### WRITTEN INSTRUCTION:
Copy the data that follows, character for character, minus the pictures.
── MATERIAL FOR THIS EXERCISE
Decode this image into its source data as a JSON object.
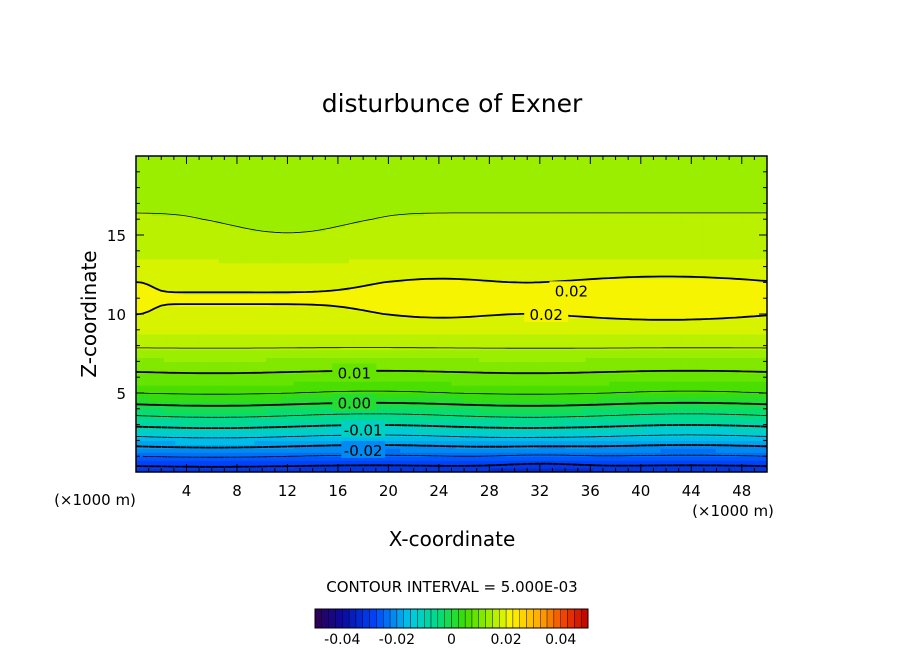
{
  "chart_data": {
    "type": "heatmap",
    "title": "disturbunce of Exner",
    "xlabel": "X-coordinate",
    "ylabel": "Z-coordinate",
    "x_unit_left": "(×1000 m)",
    "x_unit_right": "(×1000 m)",
    "xlim": [
      0,
      50
    ],
    "ylim": [
      0,
      20
    ],
    "x_ticks": [
      {
        "value": 4,
        "label": "4"
      },
      {
        "value": 8,
        "label": "8"
      },
      {
        "value": 12,
        "label": "12"
      },
      {
        "value": 16,
        "label": "16"
      },
      {
        "value": 20,
        "label": "20"
      },
      {
        "value": 24,
        "label": "24"
      },
      {
        "value": 28,
        "label": "28"
      },
      {
        "value": 32,
        "label": "32"
      },
      {
        "value": 36,
        "label": "36"
      },
      {
        "value": 40,
        "label": "40"
      },
      {
        "value": 44,
        "label": "44"
      },
      {
        "value": 48,
        "label": "48"
      }
    ],
    "y_ticks": [
      {
        "value": 5,
        "label": "5"
      },
      {
        "value": 10,
        "label": "10"
      },
      {
        "value": 15,
        "label": "15"
      }
    ],
    "contour_interval_text": "CONTOUR INTERVAL = 5.000E-03",
    "contour_interval": 0.005,
    "contour_labels": [
      {
        "text": "0.02",
        "x": 34.5,
        "z": 11.5
      },
      {
        "text": "0.02",
        "x": 32.5,
        "z": 10.0
      },
      {
        "text": "0.01",
        "x": 17.3,
        "z": 6.3
      },
      {
        "text": "0.00",
        "x": 17.3,
        "z": 4.4
      },
      {
        "text": "-0.01",
        "x": 18.0,
        "z": 2.7
      },
      {
        "text": "-0.02",
        "x": 18.0,
        "z": 1.4
      }
    ],
    "field_profile": [
      {
        "z": 0.0,
        "value": -0.033
      },
      {
        "z": 1.0,
        "value": -0.025
      },
      {
        "z": 2.0,
        "value": -0.017
      },
      {
        "z": 3.0,
        "value": -0.009
      },
      {
        "z": 4.0,
        "value": -0.002
      },
      {
        "z": 5.0,
        "value": 0.005
      },
      {
        "z": 6.0,
        "value": 0.009
      },
      {
        "z": 7.0,
        "value": 0.012
      },
      {
        "z": 8.0,
        "value": 0.0155
      },
      {
        "z": 9.0,
        "value": 0.018
      },
      {
        "z": 10.0,
        "value": 0.0195
      },
      {
        "z": 11.0,
        "value": 0.0203
      },
      {
        "z": 12.0,
        "value": 0.0195
      },
      {
        "z": 13.0,
        "value": 0.018
      },
      {
        "z": 14.0,
        "value": 0.0168
      },
      {
        "z": 16.0,
        "value": 0.0152
      },
      {
        "z": 18.0,
        "value": 0.0142
      },
      {
        "z": 20.0,
        "value": 0.0138
      }
    ],
    "colorbar": {
      "min": -0.05,
      "max": 0.05,
      "tick_labels": [
        {
          "value": -0.04,
          "label": "-0.04"
        },
        {
          "value": -0.02,
          "label": "-0.02"
        },
        {
          "value": 0.0,
          "label": "0"
        },
        {
          "value": 0.02,
          "label": "0.02"
        },
        {
          "value": 0.04,
          "label": "0.04"
        }
      ]
    }
  }
}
────
### WORKED SOLUTION:
Decode this image into its source data as a JSON object.
{
  "chart_data": {
    "type": "heatmap",
    "title": "disturbunce of Exner",
    "xlabel": "X-coordinate",
    "ylabel": "Z-coordinate",
    "x_unit_left": "(×1000 m)",
    "x_unit_right": "(×1000 m)",
    "xlim": [
      0,
      50
    ],
    "ylim": [
      0,
      20
    ],
    "x_ticks": [
      {
        "value": 4,
        "label": "4"
      },
      {
        "value": 8,
        "label": "8"
      },
      {
        "value": 12,
        "label": "12"
      },
      {
        "value": 16,
        "label": "16"
      },
      {
        "value": 20,
        "label": "20"
      },
      {
        "value": 24,
        "label": "24"
      },
      {
        "value": 28,
        "label": "28"
      },
      {
        "value": 32,
        "label": "32"
      },
      {
        "value": 36,
        "label": "36"
      },
      {
        "value": 40,
        "label": "40"
      },
      {
        "value": 44,
        "label": "44"
      },
      {
        "value": 48,
        "label": "48"
      }
    ],
    "y_ticks": [
      {
        "value": 5,
        "label": "5"
      },
      {
        "value": 10,
        "label": "10"
      },
      {
        "value": 15,
        "label": "15"
      }
    ],
    "contour_interval_text": "CONTOUR INTERVAL = 5.000E-03",
    "contour_interval": 0.005,
    "contour_labels": [
      {
        "text": "0.02",
        "x": 34.5,
        "z": 11.5
      },
      {
        "text": "0.02",
        "x": 32.5,
        "z": 10.0
      },
      {
        "text": "0.01",
        "x": 17.3,
        "z": 6.3
      },
      {
        "text": "0.00",
        "x": 17.3,
        "z": 4.4
      },
      {
        "text": "-0.01",
        "x": 18.0,
        "z": 2.7
      },
      {
        "text": "-0.02",
        "x": 18.0,
        "z": 1.4
      }
    ],
    "field_profile": [
      {
        "z": 0.0,
        "value": -0.033
      },
      {
        "z": 1.0,
        "value": -0.025
      },
      {
        "z": 2.0,
        "value": -0.017
      },
      {
        "z": 3.0,
        "value": -0.009
      },
      {
        "z": 4.0,
        "value": -0.002
      },
      {
        "z": 5.0,
        "value": 0.005
      },
      {
        "z": 6.0,
        "value": 0.009
      },
      {
        "z": 7.0,
        "value": 0.012
      },
      {
        "z": 8.0,
        "value": 0.0155
      },
      {
        "z": 9.0,
        "value": 0.018
      },
      {
        "z": 10.0,
        "value": 0.0195
      },
      {
        "z": 11.0,
        "value": 0.0203
      },
      {
        "z": 12.0,
        "value": 0.0195
      },
      {
        "z": 13.0,
        "value": 0.018
      },
      {
        "z": 14.0,
        "value": 0.0168
      },
      {
        "z": 16.0,
        "value": 0.0152
      },
      {
        "z": 18.0,
        "value": 0.0142
      },
      {
        "z": 20.0,
        "value": 0.0138
      }
    ],
    "colorbar": {
      "min": -0.05,
      "max": 0.05,
      "tick_labels": [
        {
          "value": -0.04,
          "label": "-0.04"
        },
        {
          "value": -0.02,
          "label": "-0.02"
        },
        {
          "value": 0.0,
          "label": "0"
        },
        {
          "value": 0.02,
          "label": "0.02"
        },
        {
          "value": 0.04,
          "label": "0.04"
        }
      ]
    }
  }
}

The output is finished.